Can the data below be echoed back word for word?

## Information supplied
— START —

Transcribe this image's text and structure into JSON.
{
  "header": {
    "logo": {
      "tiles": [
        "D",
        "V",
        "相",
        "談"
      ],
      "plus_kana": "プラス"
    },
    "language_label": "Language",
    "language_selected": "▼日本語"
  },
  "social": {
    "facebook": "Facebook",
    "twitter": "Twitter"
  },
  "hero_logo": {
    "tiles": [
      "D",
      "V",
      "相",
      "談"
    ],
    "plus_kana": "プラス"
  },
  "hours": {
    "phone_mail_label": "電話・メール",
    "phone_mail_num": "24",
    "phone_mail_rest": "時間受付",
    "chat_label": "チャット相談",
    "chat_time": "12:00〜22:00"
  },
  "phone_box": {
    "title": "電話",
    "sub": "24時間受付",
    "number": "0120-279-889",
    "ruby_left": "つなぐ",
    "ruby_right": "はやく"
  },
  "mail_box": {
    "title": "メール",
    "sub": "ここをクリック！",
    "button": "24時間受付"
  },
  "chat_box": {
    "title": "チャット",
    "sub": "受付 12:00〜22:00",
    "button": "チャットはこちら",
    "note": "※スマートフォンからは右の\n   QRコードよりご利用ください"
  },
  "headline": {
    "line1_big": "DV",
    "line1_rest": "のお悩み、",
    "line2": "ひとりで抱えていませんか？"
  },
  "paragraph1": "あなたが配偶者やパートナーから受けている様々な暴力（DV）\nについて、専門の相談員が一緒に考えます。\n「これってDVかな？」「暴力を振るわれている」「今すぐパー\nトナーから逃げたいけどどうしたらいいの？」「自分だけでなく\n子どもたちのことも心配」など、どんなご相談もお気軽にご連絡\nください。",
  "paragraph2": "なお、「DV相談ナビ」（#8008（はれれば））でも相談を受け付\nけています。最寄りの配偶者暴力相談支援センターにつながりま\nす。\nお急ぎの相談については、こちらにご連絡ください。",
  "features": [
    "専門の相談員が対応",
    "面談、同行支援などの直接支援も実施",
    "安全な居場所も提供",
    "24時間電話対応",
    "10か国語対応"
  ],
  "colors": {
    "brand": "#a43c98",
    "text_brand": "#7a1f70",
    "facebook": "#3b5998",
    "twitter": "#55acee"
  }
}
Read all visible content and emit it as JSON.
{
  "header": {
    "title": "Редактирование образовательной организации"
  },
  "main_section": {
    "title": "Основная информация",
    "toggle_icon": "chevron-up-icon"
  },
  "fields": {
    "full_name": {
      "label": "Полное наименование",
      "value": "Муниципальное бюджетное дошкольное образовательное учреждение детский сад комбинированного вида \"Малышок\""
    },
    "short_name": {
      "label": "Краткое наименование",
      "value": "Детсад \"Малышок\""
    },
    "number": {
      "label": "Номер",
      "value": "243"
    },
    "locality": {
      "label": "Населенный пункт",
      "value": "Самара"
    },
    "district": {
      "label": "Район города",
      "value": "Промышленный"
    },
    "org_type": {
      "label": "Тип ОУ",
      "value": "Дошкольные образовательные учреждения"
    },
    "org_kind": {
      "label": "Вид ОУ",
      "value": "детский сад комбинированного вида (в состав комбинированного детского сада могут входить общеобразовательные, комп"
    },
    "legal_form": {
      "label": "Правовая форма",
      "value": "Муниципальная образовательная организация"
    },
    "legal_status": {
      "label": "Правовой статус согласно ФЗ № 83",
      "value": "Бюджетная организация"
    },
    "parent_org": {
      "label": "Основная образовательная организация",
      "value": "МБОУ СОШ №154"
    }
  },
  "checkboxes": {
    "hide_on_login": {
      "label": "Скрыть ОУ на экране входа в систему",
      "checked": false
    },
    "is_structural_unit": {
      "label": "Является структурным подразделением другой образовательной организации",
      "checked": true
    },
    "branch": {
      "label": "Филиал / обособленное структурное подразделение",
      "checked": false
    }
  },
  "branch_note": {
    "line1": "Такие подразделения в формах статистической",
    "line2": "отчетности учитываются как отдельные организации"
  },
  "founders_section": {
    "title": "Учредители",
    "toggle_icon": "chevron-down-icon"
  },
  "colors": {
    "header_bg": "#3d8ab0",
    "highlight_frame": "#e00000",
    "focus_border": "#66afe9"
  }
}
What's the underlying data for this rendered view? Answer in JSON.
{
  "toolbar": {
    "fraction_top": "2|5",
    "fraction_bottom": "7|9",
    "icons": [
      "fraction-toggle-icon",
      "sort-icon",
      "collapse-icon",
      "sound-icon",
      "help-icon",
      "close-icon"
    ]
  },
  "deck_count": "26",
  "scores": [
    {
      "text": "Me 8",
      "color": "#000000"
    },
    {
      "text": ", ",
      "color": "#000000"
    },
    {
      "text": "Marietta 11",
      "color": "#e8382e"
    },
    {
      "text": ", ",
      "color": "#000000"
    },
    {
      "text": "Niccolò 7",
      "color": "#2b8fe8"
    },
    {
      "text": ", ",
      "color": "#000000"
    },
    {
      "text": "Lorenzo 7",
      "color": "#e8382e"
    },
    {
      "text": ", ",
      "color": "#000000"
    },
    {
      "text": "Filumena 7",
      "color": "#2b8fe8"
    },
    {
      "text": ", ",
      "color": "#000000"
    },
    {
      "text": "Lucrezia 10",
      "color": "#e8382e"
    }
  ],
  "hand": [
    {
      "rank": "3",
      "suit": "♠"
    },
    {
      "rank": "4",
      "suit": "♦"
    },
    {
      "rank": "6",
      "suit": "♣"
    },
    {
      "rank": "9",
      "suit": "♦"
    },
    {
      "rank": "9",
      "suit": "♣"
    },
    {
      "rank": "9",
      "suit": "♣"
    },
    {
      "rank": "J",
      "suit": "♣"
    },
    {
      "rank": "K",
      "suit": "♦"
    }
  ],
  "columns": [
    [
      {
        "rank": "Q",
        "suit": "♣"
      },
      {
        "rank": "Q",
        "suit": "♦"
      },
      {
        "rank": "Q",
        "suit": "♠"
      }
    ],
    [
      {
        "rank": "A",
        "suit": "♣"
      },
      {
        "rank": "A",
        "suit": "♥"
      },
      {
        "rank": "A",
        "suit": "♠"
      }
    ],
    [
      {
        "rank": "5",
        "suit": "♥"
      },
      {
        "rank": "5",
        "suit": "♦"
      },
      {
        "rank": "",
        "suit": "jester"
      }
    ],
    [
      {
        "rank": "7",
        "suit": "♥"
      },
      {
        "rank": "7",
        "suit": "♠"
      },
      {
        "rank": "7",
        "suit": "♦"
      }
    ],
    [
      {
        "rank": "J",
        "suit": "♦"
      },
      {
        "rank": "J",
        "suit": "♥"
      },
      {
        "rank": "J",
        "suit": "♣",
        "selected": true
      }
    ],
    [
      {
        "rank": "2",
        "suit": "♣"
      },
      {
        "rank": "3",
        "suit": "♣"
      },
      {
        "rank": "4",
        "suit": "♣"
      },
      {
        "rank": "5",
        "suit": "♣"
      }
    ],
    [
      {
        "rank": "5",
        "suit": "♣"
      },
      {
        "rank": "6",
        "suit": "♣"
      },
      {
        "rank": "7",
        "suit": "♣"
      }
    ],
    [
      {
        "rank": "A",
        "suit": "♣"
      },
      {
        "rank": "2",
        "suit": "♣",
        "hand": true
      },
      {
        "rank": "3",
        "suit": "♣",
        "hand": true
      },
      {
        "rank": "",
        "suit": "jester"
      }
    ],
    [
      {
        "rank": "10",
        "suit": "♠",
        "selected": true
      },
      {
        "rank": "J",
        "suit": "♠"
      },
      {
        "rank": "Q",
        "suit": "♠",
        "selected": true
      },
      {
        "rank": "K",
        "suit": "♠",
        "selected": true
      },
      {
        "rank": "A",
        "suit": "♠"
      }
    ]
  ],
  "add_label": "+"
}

— END —

## Response below
Transcribe this image's text and structure into JSON.
{
  "header": {
    "logo": {
      "tiles": [
        "D",
        "V",
        "相",
        "談"
      ],
      "plus_kana": "プラス"
    },
    "language_label": "Language",
    "language_selected": "▼日本語"
  },
  "social": {
    "facebook": "Facebook",
    "twitter": "Twitter"
  },
  "hero_logo": {
    "tiles": [
      "D",
      "V",
      "相",
      "談"
    ],
    "plus_kana": "プラス"
  },
  "hours": {
    "phone_mail_label": "電話・メール",
    "phone_mail_num": "24",
    "phone_mail_rest": "時間受付",
    "chat_label": "チャット相談",
    "chat_time": "12:00〜22:00"
  },
  "phone_box": {
    "title": "電話",
    "sub": "24時間受付",
    "number": "0120-279-889",
    "ruby_left": "つなぐ",
    "ruby_right": "はやく"
  },
  "mail_box": {
    "title": "メール",
    "sub": "ここをクリック！",
    "button": "24時間受付"
  },
  "chat_box": {
    "title": "チャット",
    "sub": "受付 12:00〜22:00",
    "button": "チャットはこちら",
    "note": "※スマートフォンからは右の\n   QRコードよりご利用ください"
  },
  "headline": {
    "line1_big": "DV",
    "line1_rest": "のお悩み、",
    "line2": "ひとりで抱えていませんか？"
  },
  "paragraph1": "あなたが配偶者やパートナーから受けている様々な暴力（DV）\nについて、専門の相談員が一緒に考えます。\n「これってDVかな？」「暴力を振るわれている」「今すぐパー\nトナーから逃げたいけどどうしたらいいの？」「自分だけでなく\n子どもたちのことも心配」など、どんなご相談もお気軽にご連絡\nください。",
  "paragraph2": "なお、「DV相談ナビ」（#8008（はれれば））でも相談を受け付\nけています。最寄りの配偶者暴力相談支援センターにつながりま\nす。\nお急ぎの相談については、こちらにご連絡ください。",
  "features": [
    "専門の相談員が対応",
    "面談、同行支援などの直接支援も実施",
    "安全な居場所も提供",
    "24時間電話対応",
    "10か国語対応"
  ],
  "colors": {
    "brand": "#a43c98",
    "text_brand": "#7a1f70",
    "facebook": "#3b5998",
    "twitter": "#55acee"
  }
}
Read all visible content and emit it as JSON.
{
  "header": {
    "title": "Редактирование образовательной организации"
  },
  "main_section": {
    "title": "Основная информация",
    "toggle_icon": "chevron-up-icon"
  },
  "fields": {
    "full_name": {
      "label": "Полное наименование",
      "value": "Муниципальное бюджетное дошкольное образовательное учреждение детский сад комбинированного вида \"Малышок\""
    },
    "short_name": {
      "label": "Краткое наименование",
      "value": "Детсад \"Малышок\""
    },
    "number": {
      "label": "Номер",
      "value": "243"
    },
    "locality": {
      "label": "Населенный пункт",
      "value": "Самара"
    },
    "district": {
      "label": "Район города",
      "value": "Промышленный"
    },
    "org_type": {
      "label": "Тип ОУ",
      "value": "Дошкольные образовательные учреждения"
    },
    "org_kind": {
      "label": "Вид ОУ",
      "value": "детский сад комбинированного вида (в состав комбинированного детского сада могут входить общеобразовательные, комп"
    },
    "legal_form": {
      "label": "Правовая форма",
      "value": "Муниципальная образовательная организация"
    },
    "legal_status": {
      "label": "Правовой статус согласно ФЗ № 83",
      "value": "Бюджетная организация"
    },
    "parent_org": {
      "label": "Основная образовательная организация",
      "value": "МБОУ СОШ №154"
    }
  },
  "checkboxes": {
    "hide_on_login": {
      "label": "Скрыть ОУ на экране входа в систему",
      "checked": false
    },
    "is_structural_unit": {
      "label": "Является структурным подразделением другой образовательной организации",
      "checked": true
    },
    "branch": {
      "label": "Филиал / обособленное структурное подразделение",
      "checked": false
    }
  },
  "branch_note": {
    "line1": "Такие подразделения в формах статистической",
    "line2": "отчетности учитываются как отдельные организации"
  },
  "founders_section": {
    "title": "Учредители",
    "toggle_icon": "chevron-down-icon"
  },
  "colors": {
    "header_bg": "#3d8ab0",
    "highlight_frame": "#e00000",
    "focus_border": "#66afe9"
  }
}
What's the underlying data for this rendered view? Answer in JSON.
{
  "toolbar": {
    "fraction_top": "2|5",
    "fraction_bottom": "7|9",
    "icons": [
      "fraction-toggle-icon",
      "sort-icon",
      "collapse-icon",
      "sound-icon",
      "help-icon",
      "close-icon"
    ]
  },
  "deck_count": "26",
  "scores": [
    {
      "text": "Me 8",
      "color": "#000000"
    },
    {
      "text": ", ",
      "color": "#000000"
    },
    {
      "text": "Marietta 11",
      "color": "#e8382e"
    },
    {
      "text": ", ",
      "color": "#000000"
    },
    {
      "text": "Niccolò 7",
      "color": "#2b8fe8"
    },
    {
      "text": ", ",
      "color": "#000000"
    },
    {
      "text": "Lorenzo 7",
      "color": "#e8382e"
    },
    {
      "text": ", ",
      "color": "#000000"
    },
    {
      "text": "Filumena 7",
      "color": "#2b8fe8"
    },
    {
      "text": ", ",
      "color": "#000000"
    },
    {
      "text": "Lucrezia 10",
      "color": "#e8382e"
    }
  ],
  "hand": [
    {
      "rank": "3",
      "suit": "♠"
    },
    {
      "rank": "4",
      "suit": "♦"
    },
    {
      "rank": "6",
      "suit": "♣"
    },
    {
      "rank": "9",
      "suit": "♦"
    },
    {
      "rank": "9",
      "suit": "♣"
    },
    {
      "rank": "9",
      "suit": "♣"
    },
    {
      "rank": "J",
      "suit": "♣"
    },
    {
      "rank": "K",
      "suit": "♦"
    }
  ],
  "columns": [
    [
      {
        "rank": "Q",
        "suit": "♣"
      },
      {
        "rank": "Q",
        "suit": "♦"
      },
      {
        "rank": "Q",
        "suit": "♠"
      }
    ],
    [
      {
        "rank": "A",
        "suit": "♣"
      },
      {
        "rank": "A",
        "suit": "♥"
      },
      {
        "rank": "A",
        "suit": "♠"
      }
    ],
    [
      {
        "rank": "5",
        "suit": "♥"
      },
      {
        "rank": "5",
        "suit": "♦"
      },
      {
        "rank": "",
        "suit": "jester"
      }
    ],
    [
      {
        "rank": "7",
        "suit": "♥"
      },
      {
        "rank": "7",
        "suit": "♠"
      },
      {
        "rank": "7",
        "suit": "♦"
      }
    ],
    [
      {
        "rank": "J",
        "suit": "♦"
      },
      {
        "rank": "J",
        "suit": "♥"
      },
      {
        "rank": "J",
        "suit": "♣",
        "selected": true
      }
    ],
    [
      {
        "rank": "2",
        "suit": "♣"
      },
      {
        "rank": "3",
        "suit": "♣"
      },
      {
        "rank": "4",
        "suit": "♣"
      },
      {
        "rank": "5",
        "suit": "♣"
      }
    ],
    [
      {
        "rank": "5",
        "suit": "♣"
      },
      {
        "rank": "6",
        "suit": "♣"
      },
      {
        "rank": "7",
        "suit": "♣"
      }
    ],
    [
      {
        "rank": "A",
        "suit": "♣"
      },
      {
        "rank": "2",
        "suit": "♣",
        "hand": true
      },
      {
        "rank": "3",
        "suit": "♣",
        "hand": true
      },
      {
        "rank": "",
        "suit": "jester"
      }
    ],
    [
      {
        "rank": "10",
        "suit": "♠",
        "selected": true
      },
      {
        "rank": "J",
        "suit": "♠"
      },
      {
        "rank": "Q",
        "suit": "♠",
        "selected": true
      },
      {
        "rank": "K",
        "suit": "♠",
        "selected": true
      },
      {
        "rank": "A",
        "suit": "♠"
      }
    ]
  ],
  "add_label": "+"
}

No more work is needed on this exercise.